Task prompt: Set down all of the data exactly as it appears.

Records shown:

>>>>

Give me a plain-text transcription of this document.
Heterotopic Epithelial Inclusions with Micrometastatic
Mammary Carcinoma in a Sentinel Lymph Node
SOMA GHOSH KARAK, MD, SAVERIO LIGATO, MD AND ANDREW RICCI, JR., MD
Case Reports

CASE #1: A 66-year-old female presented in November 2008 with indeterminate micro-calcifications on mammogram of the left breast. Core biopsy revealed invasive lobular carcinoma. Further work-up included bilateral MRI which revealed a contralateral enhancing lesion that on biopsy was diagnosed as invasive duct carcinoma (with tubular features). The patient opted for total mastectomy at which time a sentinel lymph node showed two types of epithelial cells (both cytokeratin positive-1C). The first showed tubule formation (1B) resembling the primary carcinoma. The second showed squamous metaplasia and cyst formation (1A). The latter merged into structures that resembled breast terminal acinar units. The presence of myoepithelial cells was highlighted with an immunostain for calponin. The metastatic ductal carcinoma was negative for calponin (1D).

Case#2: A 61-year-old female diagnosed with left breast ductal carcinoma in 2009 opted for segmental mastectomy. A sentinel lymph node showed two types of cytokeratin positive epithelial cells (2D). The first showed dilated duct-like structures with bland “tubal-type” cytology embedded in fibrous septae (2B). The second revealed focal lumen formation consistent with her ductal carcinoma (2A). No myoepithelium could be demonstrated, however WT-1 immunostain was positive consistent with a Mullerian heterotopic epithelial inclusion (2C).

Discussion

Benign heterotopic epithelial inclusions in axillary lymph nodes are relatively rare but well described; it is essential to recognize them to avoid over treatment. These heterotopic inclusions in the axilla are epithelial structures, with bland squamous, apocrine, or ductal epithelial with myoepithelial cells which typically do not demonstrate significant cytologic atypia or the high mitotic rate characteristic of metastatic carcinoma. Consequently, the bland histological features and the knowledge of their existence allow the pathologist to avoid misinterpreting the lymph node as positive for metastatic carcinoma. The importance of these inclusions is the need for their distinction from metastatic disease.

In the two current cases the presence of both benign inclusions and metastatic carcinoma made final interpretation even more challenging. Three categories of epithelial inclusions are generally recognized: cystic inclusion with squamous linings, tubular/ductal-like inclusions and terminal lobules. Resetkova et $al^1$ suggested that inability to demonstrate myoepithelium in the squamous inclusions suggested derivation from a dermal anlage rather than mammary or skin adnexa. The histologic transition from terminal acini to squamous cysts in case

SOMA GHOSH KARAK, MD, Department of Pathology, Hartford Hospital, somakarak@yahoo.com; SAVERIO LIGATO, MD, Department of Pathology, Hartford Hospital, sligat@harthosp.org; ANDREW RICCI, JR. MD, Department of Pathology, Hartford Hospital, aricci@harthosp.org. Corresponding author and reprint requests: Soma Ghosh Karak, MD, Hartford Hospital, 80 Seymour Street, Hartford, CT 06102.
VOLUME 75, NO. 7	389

<<<<

Result:
Give me a plain-text transcription of this document.
Heterotopic Epithelial Inclusions with Micrometastatic
Mammary Carcinoma in a Sentinel Lymph Node
SOMA GHOSH KARAK, MD, SAVERIO LIGATO, MD AND ANDREW RICCI, JR., MD
Case Reports

CASE #1: A 66-year-old female presented in November 2008 with indeterminate micro-calcifications on mammogram of the left breast. Core biopsy revealed invasive lobular carcinoma. Further work-up included bilateral MRI which revealed a contralateral enhancing lesion that on biopsy was diagnosed as invasive duct carcinoma (with tubular features). The patient opted for total mastectomy at which time a sentinel lymph node showed two types of epithelial cells (both cytokeratin positive-1C). The first showed tubule formation (1B) resembling the primary carcinoma. The second showed squamous metaplasia and cyst formation (1A). The latter merged into structures that resembled breast terminal acinar units. The presence of myoepithelial cells was highlighted with an immunostain for calponin. The metastatic ductal carcinoma was negative for calponin (1D).

Case#2: A 61-year-old female diagnosed with left breast ductal carcinoma in 2009 opted for segmental mastectomy. A sentinel lymph node showed two types of cytokeratin positive epithelial cells (2D). The first showed dilated duct-like structures with bland “tubal-type” cytology embedded in fibrous septae (2B). The second revealed focal lumen formation consistent with her ductal carcinoma (2A). No myoepithelium could be demonstrated, however WT-1 immunostain was positive consistent with a Mullerian heterotopic epithelial inclusion (2C).

Discussion

Benign heterotopic epithelial inclusions in axillary lymph nodes are relatively rare but well described; it is essential to recognize them to avoid over treatment. These heterotopic inclusions in the axilla are epithelial structures, with bland squamous, apocrine, or ductal epithelial with myoepithelial cells which typically do not demonstrate significant cytologic atypia or the high mitotic rate characteristic of metastatic carcinoma. Consequently, the bland histological features and the knowledge of their existence allow the pathologist to avoid misinterpreting the lymph node as positive for metastatic carcinoma. The importance of these inclusions is the need for their distinction from metastatic disease.

In the two current cases the presence of both benign inclusions and metastatic carcinoma made final interpretation even more challenging. Three categories of epithelial inclusions are generally recognized: cystic inclusion with squamous linings, tubular/ductal-like inclusions and terminal lobules. Resetkova et $al^1$ suggested that inability to demonstrate myoepithelium in the squamous inclusions suggested derivation from a dermal anlage rather than mammary or skin adnexa. The histologic transition from terminal acini to squamous cysts in case

SOMA GHOSH KARAK, MD, Department of Pathology, Hartford Hospital, somakarak@yahoo.com; SAVERIO LIGATO, MD, Department of Pathology, Hartford Hospital, sligat@harthosp.org; ANDREW RICCI, JR. MD, Department of Pathology, Hartford Hospital, aricci@harthosp.org. Corresponding author and reprint requests: Soma Ghosh Karak, MD, Hartford Hospital, 80 Seymour Street, Hartford, CT 06102.
VOLUME 75, NO. 7	389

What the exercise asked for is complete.